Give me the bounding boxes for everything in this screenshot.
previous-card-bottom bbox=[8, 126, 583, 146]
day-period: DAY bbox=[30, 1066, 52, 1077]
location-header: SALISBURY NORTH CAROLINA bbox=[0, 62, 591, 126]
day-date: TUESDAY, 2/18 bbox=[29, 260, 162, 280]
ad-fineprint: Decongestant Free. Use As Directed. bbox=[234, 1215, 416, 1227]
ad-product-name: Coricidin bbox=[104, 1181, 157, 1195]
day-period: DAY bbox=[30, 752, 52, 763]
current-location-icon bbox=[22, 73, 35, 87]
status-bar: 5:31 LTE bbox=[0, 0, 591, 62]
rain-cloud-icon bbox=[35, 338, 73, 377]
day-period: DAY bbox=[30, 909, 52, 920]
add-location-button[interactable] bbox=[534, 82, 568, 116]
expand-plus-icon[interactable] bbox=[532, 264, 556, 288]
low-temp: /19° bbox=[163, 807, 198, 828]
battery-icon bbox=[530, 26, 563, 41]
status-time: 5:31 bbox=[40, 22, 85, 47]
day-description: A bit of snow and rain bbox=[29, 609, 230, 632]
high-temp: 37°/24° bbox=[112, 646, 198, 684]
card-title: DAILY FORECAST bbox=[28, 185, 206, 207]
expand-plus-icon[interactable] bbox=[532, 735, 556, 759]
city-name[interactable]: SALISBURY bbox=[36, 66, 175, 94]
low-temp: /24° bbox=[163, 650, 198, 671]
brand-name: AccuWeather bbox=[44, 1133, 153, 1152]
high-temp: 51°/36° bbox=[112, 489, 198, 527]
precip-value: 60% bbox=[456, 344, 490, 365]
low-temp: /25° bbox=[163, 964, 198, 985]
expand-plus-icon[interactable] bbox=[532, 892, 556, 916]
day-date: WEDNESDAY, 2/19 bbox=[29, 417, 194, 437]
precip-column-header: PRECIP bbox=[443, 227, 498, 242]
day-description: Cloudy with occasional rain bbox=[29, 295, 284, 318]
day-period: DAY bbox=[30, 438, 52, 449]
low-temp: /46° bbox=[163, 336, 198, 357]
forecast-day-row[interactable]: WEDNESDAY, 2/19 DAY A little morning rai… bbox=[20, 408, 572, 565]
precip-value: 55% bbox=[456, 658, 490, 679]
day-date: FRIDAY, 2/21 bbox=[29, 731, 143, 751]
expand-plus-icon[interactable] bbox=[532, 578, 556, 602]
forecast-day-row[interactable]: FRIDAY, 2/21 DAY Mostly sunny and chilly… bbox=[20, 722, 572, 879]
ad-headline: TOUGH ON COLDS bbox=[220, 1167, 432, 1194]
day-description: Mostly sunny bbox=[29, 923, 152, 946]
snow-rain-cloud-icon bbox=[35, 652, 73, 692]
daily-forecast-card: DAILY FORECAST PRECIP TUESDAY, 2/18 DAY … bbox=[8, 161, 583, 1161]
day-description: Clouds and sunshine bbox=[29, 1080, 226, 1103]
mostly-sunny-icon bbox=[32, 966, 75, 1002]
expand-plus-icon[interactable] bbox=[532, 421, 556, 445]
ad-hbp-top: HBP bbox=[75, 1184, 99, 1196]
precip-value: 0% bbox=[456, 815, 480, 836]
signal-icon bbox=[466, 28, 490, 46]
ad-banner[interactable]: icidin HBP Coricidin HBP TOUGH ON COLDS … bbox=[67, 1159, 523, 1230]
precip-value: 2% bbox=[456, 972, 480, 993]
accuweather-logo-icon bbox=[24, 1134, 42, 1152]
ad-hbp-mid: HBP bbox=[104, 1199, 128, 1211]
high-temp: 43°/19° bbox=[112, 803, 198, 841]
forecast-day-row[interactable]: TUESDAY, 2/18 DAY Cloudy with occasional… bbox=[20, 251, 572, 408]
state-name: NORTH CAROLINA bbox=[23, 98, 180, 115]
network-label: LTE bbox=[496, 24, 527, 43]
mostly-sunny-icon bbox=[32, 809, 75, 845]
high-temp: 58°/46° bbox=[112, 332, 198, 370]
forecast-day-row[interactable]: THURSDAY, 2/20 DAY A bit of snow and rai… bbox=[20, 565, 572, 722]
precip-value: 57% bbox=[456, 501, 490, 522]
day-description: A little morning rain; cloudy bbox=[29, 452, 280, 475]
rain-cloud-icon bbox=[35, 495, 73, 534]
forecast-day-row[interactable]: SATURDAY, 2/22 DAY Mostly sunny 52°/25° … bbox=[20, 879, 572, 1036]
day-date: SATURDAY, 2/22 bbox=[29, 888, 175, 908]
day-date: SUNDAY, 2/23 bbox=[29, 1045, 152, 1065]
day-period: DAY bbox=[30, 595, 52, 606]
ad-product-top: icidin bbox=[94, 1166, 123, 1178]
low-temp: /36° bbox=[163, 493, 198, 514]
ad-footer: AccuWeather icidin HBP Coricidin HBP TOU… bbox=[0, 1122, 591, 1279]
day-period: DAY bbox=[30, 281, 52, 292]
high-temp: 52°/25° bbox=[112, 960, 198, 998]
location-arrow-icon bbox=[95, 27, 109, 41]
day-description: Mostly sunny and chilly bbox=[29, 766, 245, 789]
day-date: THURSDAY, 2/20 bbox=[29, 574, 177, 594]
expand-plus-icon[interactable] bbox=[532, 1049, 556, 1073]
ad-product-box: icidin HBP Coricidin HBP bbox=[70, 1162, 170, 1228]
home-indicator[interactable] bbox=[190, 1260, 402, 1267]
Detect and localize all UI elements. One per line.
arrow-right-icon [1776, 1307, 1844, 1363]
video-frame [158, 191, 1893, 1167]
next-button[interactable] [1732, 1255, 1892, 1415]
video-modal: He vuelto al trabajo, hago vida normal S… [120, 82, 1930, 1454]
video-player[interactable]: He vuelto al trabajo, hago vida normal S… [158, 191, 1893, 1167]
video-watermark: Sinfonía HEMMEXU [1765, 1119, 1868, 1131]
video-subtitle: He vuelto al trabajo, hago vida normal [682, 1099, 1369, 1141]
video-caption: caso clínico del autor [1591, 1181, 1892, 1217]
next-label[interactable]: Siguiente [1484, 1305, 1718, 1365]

══════════

*What is expected*:
Please copy all of the items above line for line, keeping every character the same.

*Completed task*:
Give me the bounding boxes for everything in this screenshot.
previous-card-bottom bbox=[8, 126, 583, 146]
day-period: DAY bbox=[30, 1066, 52, 1077]
location-header: SALISBURY NORTH CAROLINA bbox=[0, 62, 591, 126]
day-date: TUESDAY, 2/18 bbox=[29, 260, 162, 280]
ad-fineprint: Decongestant Free. Use As Directed. bbox=[234, 1215, 416, 1227]
ad-product-name: Coricidin bbox=[104, 1181, 157, 1195]
day-period: DAY bbox=[30, 752, 52, 763]
current-location-icon bbox=[22, 73, 35, 87]
status-bar: 5:31 LTE bbox=[0, 0, 591, 62]
rain-cloud-icon bbox=[35, 338, 73, 377]
day-period: DAY bbox=[30, 909, 52, 920]
add-location-button[interactable] bbox=[534, 82, 568, 116]
expand-plus-icon[interactable] bbox=[532, 264, 556, 288]
low-temp: /19° bbox=[163, 807, 198, 828]
battery-icon bbox=[530, 26, 563, 41]
status-time: 5:31 bbox=[40, 22, 85, 47]
day-description: A bit of snow and rain bbox=[29, 609, 230, 632]
high-temp: 37°/24° bbox=[112, 646, 198, 684]
card-title: DAILY FORECAST bbox=[28, 185, 206, 207]
expand-plus-icon[interactable] bbox=[532, 735, 556, 759]
city-name[interactable]: SALISBURY bbox=[36, 66, 175, 94]
low-temp: /24° bbox=[163, 650, 198, 671]
brand-name: AccuWeather bbox=[44, 1133, 153, 1152]
high-temp: 51°/36° bbox=[112, 489, 198, 527]
precip-value: 60% bbox=[456, 344, 490, 365]
low-temp: /25° bbox=[163, 964, 198, 985]
expand-plus-icon[interactable] bbox=[532, 892, 556, 916]
day-date: WEDNESDAY, 2/19 bbox=[29, 417, 194, 437]
precip-column-header: PRECIP bbox=[443, 227, 498, 242]
day-description: Cloudy with occasional rain bbox=[29, 295, 284, 318]
day-period: DAY bbox=[30, 438, 52, 449]
low-temp: /46° bbox=[163, 336, 198, 357]
forecast-day-row[interactable]: WEDNESDAY, 2/19 DAY A little morning rai… bbox=[20, 408, 572, 565]
precip-value: 55% bbox=[456, 658, 490, 679]
day-date: FRIDAY, 2/21 bbox=[29, 731, 143, 751]
expand-plus-icon[interactable] bbox=[532, 578, 556, 602]
forecast-day-row[interactable]: FRIDAY, 2/21 DAY Mostly sunny and chilly… bbox=[20, 722, 572, 879]
ad-headline: TOUGH ON COLDS bbox=[220, 1167, 432, 1194]
day-description: Mostly sunny bbox=[29, 923, 152, 946]
snow-rain-cloud-icon bbox=[35, 652, 73, 692]
daily-forecast-card: DAILY FORECAST PRECIP TUESDAY, 2/18 DAY … bbox=[8, 161, 583, 1161]
day-description: Clouds and sunshine bbox=[29, 1080, 226, 1103]
mostly-sunny-icon bbox=[32, 966, 75, 1002]
expand-plus-icon[interactable] bbox=[532, 421, 556, 445]
ad-hbp-top: HBP bbox=[75, 1184, 99, 1196]
precip-value: 0% bbox=[456, 815, 480, 836]
signal-icon bbox=[466, 28, 490, 46]
ad-banner[interactable]: icidin HBP Coricidin HBP TOUGH ON COLDS … bbox=[67, 1159, 523, 1230]
precip-value: 2% bbox=[456, 972, 480, 993]
accuweather-logo-icon bbox=[24, 1134, 42, 1152]
ad-hbp-mid: HBP bbox=[104, 1199, 128, 1211]
high-temp: 43°/19° bbox=[112, 803, 198, 841]
forecast-day-row[interactable]: TUESDAY, 2/18 DAY Cloudy with occasional… bbox=[20, 251, 572, 408]
state-name: NORTH CAROLINA bbox=[23, 98, 180, 115]
network-label: LTE bbox=[496, 24, 527, 43]
mostly-sunny-icon bbox=[32, 809, 75, 845]
high-temp: 58°/46° bbox=[112, 332, 198, 370]
forecast-day-row[interactable]: THURSDAY, 2/20 DAY A bit of snow and rai… bbox=[20, 565, 572, 722]
precip-value: 57% bbox=[456, 501, 490, 522]
day-description: A little morning rain; cloudy bbox=[29, 452, 280, 475]
rain-cloud-icon bbox=[35, 495, 73, 534]
forecast-day-row[interactable]: SATURDAY, 2/22 DAY Mostly sunny 52°/25° … bbox=[20, 879, 572, 1036]
day-date: SATURDAY, 2/22 bbox=[29, 888, 175, 908]
day-date: SUNDAY, 2/23 bbox=[29, 1045, 152, 1065]
day-period: DAY bbox=[30, 595, 52, 606]
ad-product-top: icidin bbox=[94, 1166, 123, 1178]
low-temp: /36° bbox=[163, 493, 198, 514]
ad-footer: AccuWeather icidin HBP Coricidin HBP TOU… bbox=[0, 1122, 591, 1279]
day-period: DAY bbox=[30, 281, 52, 292]
high-temp: 52°/25° bbox=[112, 960, 198, 998]
location-arrow-icon bbox=[95, 27, 109, 41]
day-description: Mostly sunny and chilly bbox=[29, 766, 245, 789]
day-date: THURSDAY, 2/20 bbox=[29, 574, 177, 594]
expand-plus-icon[interactable] bbox=[532, 1049, 556, 1073]
ad-product-box: icidin HBP Coricidin HBP bbox=[70, 1162, 170, 1228]
home-indicator[interactable] bbox=[190, 1260, 402, 1267]
Detect and localize all UI elements. One per line.
arrow-right-icon [1776, 1307, 1844, 1363]
video-frame [158, 191, 1893, 1167]
next-button[interactable] [1732, 1255, 1892, 1415]
video-modal: He vuelto al trabajo, hago vida normal S… [120, 82, 1930, 1454]
video-player[interactable]: He vuelto al trabajo, hago vida normal S… [158, 191, 1893, 1167]
video-watermark: Sinfonía HEMMEXU [1765, 1119, 1868, 1131]
video-subtitle: He vuelto al trabajo, hago vida normal [682, 1099, 1369, 1141]
video-caption: caso clínico del autor [1591, 1181, 1892, 1217]
next-label[interactable]: Siguiente [1484, 1305, 1718, 1365]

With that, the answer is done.